Instructions to follow ▸
Set the listing down unchanged, minus every embedded image.

Saved entries ▸
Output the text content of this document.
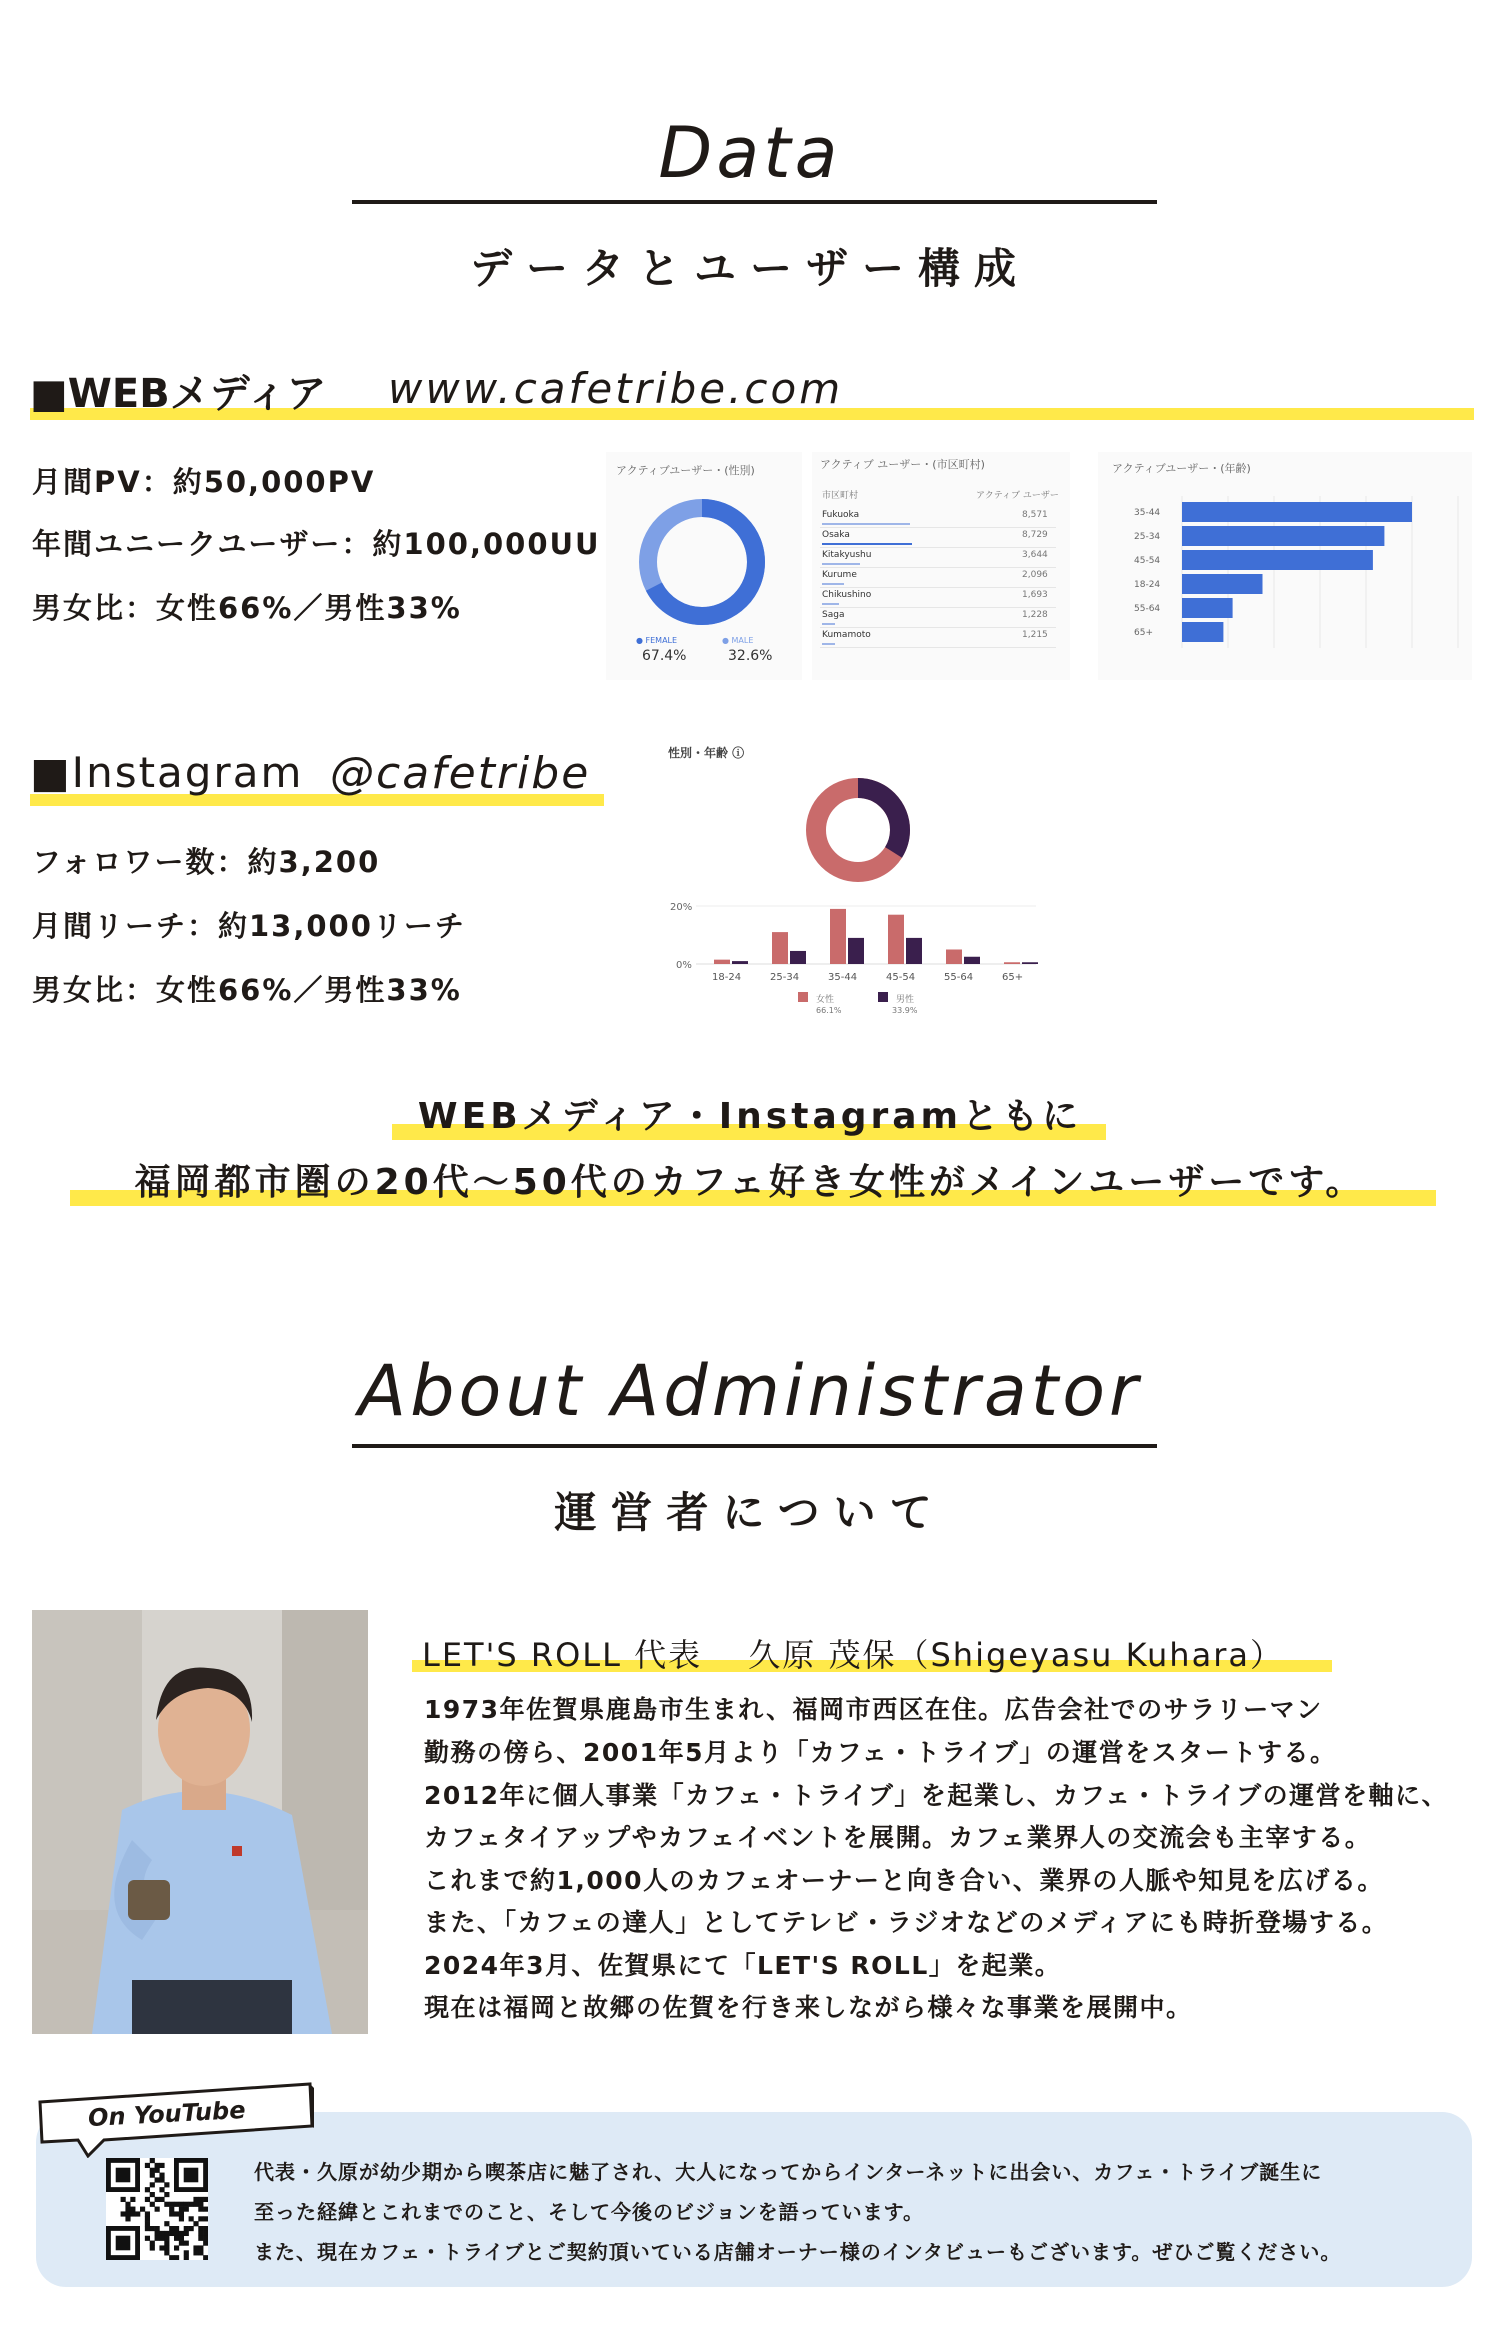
Data
データとユーザー構成
■WEBメディア www.cafetribe.com
月間PV：約50,000PV
年間ユニークユーザー：約100,000UU
男女比：女性66%／男性33%
アクティブユーザー・(性別)
● FEMALE	● MALE
67.4%	32.6%
アクティブ ユーザー・(市区町村)
市区町村	アクティブ ユーザー
Fukuoka	8,571
Osaka	8,729
Kitakyushu	3,644
Kurume	2,096
Chikushino	1,693
Saga	1,228
Kumamoto	1,215
アクティブユーザー・(年齢)
35-44
25-34
45-54
18-24
55-64
65+
■Instagram @cafetribe
フォロワー数：約3,200
月間リーチ：約13,000リーチ
男女比：女性66%／男性33%
性別・年齢 ⓘ
20%
0%
18-24	25-34	35-44	45-54	55-64	65+
女性	男性
66.1%	33.9%
WEBメディア・Instagramともに
福岡都市圏の20代〜50代のカフェ好き女性がメインユーザーです。
About Administrator
運営者について
LET'S ROLL 代表　 久原 茂保（Shigeyasu Kuhara）
1973年佐賀県鹿島市生まれ、福岡市西区在住。広告会社でのサラリーマン
勤務の傍ら、2001年5月より「カフェ・トライブ」の運営をスタートする。
2012年に個人事業「カフェ・トライブ」を起業し、カフェ・トライブの運営を軸に、
カフェタイアップやカフェイベントを展開。カフェ業界人の交流会も主宰する。
これまで約1,000人のカフェオーナーと向き合い、業界の人脈や知見を広げる。
また、「カフェの達人」としてテレビ・ラジオなどのメディアにも時折登場する。
2024年3月、佐賀県にて「LET'S ROLL」を起業。
現在は福岡と故郷の佐賀を行き来しながら様々な事業を展開中。
On YouTube
代表・久原が幼少期から喫茶店に魅了され、大人になってからインターネットに出会い、カフェ・トライブ誕生に
至った経緯とこれまでのこと、そして今後のビジョンを語っています。
また、現在カフェ・トライブとご契約頂いている店舗オーナー様のインタビューもございます。ぜひご覧ください。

Solution below ▸
Output the text content of this document.
Data
データとユーザー構成
■WEBメディア www.cafetribe.com
月間PV：約50,000PV
年間ユニークユーザー：約100,000UU
男女比：女性66%／男性33%
アクティブユーザー・(性別)
● FEMALE	● MALE
67.4%	32.6%
アクティブ ユーザー・(市区町村)
市区町村	アクティブ ユーザー
Fukuoka	8,571
Osaka	8,729
Kitakyushu	3,644
Kurume	2,096
Chikushino	1,693
Saga	1,228
Kumamoto	1,215
アクティブユーザー・(年齢)
35-44
25-34
45-54
18-24
55-64
65+
■Instagram @cafetribe
フォロワー数：約3,200
月間リーチ：約13,000リーチ
男女比：女性66%／男性33%
性別・年齢 ⓘ
20%
0%
18-24	25-34	35-44	45-54	55-64	65+
女性	男性
66.1%	33.9%
WEBメディア・Instagramともに
福岡都市圏の20代〜50代のカフェ好き女性がメインユーザーです。
About Administrator
運営者について
LET'S ROLL 代表　 久原 茂保（Shigeyasu Kuhara）
1973年佐賀県鹿島市生まれ、福岡市西区在住。広告会社でのサラリーマン
勤務の傍ら、2001年5月より「カフェ・トライブ」の運営をスタートする。
2012年に個人事業「カフェ・トライブ」を起業し、カフェ・トライブの運営を軸に、
カフェタイアップやカフェイベントを展開。カフェ業界人の交流会も主宰する。
これまで約1,000人のカフェオーナーと向き合い、業界の人脈や知見を広げる。
また、「カフェの達人」としてテレビ・ラジオなどのメディアにも時折登場する。
2024年3月、佐賀県にて「LET'S ROLL」を起業。
現在は福岡と故郷の佐賀を行き来しながら様々な事業を展開中。
On YouTube
代表・久原が幼少期から喫茶店に魅了され、大人になってからインターネットに出会い、カフェ・トライブ誕生に
至った経緯とこれまでのこと、そして今後のビジョンを語っています。
また、現在カフェ・トライブとご契約頂いている店舗オーナー様のインタビューもございます。ぜひご覧ください。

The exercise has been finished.